GIVEN REQUEST -
Take every line from the listing below that contains "true".

==== DATA SUPPLIED ====

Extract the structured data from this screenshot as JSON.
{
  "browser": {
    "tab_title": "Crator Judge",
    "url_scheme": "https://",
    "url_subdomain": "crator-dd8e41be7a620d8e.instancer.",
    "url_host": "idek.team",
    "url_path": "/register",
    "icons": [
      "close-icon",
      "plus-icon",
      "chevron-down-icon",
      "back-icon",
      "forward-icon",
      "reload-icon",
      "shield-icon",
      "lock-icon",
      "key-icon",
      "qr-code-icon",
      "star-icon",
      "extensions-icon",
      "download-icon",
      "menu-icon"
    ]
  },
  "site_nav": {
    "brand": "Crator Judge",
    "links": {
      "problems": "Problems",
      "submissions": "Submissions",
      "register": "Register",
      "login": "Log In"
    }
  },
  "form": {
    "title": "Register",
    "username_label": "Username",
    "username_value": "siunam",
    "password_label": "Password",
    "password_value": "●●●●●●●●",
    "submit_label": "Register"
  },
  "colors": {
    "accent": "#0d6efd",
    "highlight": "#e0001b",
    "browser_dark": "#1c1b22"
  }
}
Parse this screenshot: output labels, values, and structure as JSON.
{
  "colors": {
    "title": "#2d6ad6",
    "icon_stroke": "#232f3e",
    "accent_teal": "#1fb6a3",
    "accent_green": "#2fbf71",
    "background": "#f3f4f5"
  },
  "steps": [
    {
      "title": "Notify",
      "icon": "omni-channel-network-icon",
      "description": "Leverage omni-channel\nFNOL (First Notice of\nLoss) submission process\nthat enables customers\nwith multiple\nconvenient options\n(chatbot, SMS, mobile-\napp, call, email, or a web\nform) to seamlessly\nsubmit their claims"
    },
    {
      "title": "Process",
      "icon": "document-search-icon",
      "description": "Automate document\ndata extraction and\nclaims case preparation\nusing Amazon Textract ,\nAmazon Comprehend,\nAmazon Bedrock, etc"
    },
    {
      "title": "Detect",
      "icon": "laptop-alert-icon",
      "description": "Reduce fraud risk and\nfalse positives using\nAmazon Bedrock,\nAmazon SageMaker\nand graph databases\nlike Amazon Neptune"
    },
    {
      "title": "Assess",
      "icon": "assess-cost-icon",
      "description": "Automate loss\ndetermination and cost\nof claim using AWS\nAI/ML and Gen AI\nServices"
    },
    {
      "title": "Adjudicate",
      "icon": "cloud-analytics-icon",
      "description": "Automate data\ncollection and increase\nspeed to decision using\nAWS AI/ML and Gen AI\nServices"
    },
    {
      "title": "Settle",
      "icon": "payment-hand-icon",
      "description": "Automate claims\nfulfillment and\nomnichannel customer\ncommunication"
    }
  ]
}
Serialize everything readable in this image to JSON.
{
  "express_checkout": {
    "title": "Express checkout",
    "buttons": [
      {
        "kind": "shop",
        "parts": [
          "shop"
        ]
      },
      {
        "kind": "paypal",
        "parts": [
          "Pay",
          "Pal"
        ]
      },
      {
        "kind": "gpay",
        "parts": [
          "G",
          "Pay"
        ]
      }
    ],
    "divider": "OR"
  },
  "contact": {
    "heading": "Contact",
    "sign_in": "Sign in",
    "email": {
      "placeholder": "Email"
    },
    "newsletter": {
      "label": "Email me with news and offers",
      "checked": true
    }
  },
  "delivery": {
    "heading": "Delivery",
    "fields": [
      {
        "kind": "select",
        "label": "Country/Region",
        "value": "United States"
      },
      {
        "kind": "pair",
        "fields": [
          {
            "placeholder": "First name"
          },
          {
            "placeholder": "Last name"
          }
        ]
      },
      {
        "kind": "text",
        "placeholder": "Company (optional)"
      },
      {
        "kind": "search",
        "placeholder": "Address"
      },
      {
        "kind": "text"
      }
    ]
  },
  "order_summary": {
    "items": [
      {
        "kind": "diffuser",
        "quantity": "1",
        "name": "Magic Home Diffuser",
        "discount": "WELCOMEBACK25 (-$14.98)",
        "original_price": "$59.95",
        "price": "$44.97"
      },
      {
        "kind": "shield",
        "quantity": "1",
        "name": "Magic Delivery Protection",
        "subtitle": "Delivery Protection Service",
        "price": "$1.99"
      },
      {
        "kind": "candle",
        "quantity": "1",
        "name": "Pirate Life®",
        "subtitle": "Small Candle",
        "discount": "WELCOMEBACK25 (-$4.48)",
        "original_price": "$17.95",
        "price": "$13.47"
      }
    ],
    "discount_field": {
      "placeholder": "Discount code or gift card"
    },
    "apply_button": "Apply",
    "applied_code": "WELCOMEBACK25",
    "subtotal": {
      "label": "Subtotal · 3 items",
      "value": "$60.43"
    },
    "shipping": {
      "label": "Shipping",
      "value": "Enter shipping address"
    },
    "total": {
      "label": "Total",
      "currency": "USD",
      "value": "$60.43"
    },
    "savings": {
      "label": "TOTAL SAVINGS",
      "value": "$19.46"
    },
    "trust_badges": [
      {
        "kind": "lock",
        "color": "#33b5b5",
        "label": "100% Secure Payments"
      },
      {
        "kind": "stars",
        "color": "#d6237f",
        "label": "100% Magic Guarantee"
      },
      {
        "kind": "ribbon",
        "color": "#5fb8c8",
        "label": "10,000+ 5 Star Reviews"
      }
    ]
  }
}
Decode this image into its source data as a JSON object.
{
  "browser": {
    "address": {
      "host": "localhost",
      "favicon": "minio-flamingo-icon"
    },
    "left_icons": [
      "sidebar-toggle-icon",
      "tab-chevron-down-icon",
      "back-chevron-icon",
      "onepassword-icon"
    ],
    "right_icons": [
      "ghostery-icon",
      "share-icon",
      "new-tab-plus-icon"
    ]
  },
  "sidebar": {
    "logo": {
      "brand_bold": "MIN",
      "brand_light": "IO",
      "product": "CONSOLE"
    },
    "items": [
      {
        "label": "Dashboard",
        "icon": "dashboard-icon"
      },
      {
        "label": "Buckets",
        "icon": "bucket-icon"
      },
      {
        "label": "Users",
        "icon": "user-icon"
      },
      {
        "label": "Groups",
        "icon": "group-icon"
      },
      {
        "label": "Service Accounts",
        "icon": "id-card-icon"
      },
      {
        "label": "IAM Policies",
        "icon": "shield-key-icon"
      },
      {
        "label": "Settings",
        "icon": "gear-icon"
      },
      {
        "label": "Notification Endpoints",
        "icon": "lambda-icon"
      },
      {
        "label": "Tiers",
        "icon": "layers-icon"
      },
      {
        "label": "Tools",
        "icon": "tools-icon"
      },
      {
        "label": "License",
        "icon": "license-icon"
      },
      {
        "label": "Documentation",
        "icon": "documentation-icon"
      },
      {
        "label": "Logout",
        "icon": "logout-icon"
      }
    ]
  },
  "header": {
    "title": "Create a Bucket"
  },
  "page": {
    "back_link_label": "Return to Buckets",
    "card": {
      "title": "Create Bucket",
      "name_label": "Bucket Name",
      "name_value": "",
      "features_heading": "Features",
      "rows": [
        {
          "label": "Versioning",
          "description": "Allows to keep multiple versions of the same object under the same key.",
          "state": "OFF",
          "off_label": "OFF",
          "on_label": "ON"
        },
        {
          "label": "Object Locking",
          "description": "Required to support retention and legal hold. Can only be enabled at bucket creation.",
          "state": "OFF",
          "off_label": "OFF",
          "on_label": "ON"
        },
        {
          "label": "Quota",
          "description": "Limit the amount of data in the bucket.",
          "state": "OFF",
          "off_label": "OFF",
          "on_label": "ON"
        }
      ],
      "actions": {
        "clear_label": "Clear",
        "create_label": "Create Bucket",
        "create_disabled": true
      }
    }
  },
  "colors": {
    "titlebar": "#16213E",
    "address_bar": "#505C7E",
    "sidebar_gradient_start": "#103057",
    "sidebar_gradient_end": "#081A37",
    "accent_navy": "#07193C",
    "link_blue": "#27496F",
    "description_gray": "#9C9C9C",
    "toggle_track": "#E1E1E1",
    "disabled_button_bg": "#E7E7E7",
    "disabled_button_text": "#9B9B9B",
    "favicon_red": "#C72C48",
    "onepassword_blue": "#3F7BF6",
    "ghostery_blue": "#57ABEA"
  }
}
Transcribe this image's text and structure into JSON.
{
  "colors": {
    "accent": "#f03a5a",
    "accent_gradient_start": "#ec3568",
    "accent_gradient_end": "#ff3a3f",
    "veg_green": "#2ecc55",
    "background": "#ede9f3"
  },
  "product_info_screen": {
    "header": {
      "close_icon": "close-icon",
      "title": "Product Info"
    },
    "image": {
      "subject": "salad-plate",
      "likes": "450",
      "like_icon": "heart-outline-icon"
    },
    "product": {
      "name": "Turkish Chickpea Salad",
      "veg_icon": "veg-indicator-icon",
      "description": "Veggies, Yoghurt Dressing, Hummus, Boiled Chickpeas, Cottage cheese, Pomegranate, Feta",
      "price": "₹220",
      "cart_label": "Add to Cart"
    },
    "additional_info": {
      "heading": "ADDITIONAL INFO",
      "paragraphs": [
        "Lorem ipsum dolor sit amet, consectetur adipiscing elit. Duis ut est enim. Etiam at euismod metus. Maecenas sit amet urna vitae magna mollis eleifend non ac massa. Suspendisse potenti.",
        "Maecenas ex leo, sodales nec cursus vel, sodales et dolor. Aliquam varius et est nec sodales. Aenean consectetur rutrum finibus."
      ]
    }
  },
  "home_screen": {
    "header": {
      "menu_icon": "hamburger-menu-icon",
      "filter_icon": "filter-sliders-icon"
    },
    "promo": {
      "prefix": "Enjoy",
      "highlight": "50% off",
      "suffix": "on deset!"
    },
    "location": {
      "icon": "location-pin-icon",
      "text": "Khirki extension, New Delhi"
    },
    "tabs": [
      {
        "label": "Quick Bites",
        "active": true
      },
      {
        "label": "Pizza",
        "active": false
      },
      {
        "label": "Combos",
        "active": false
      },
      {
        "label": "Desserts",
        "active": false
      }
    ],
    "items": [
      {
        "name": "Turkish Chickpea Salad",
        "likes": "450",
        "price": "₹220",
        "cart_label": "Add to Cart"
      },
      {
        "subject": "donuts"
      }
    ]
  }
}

====

WRITTEN RESPONSE -
      "checked": true
        "create_disabled": true
        "active": true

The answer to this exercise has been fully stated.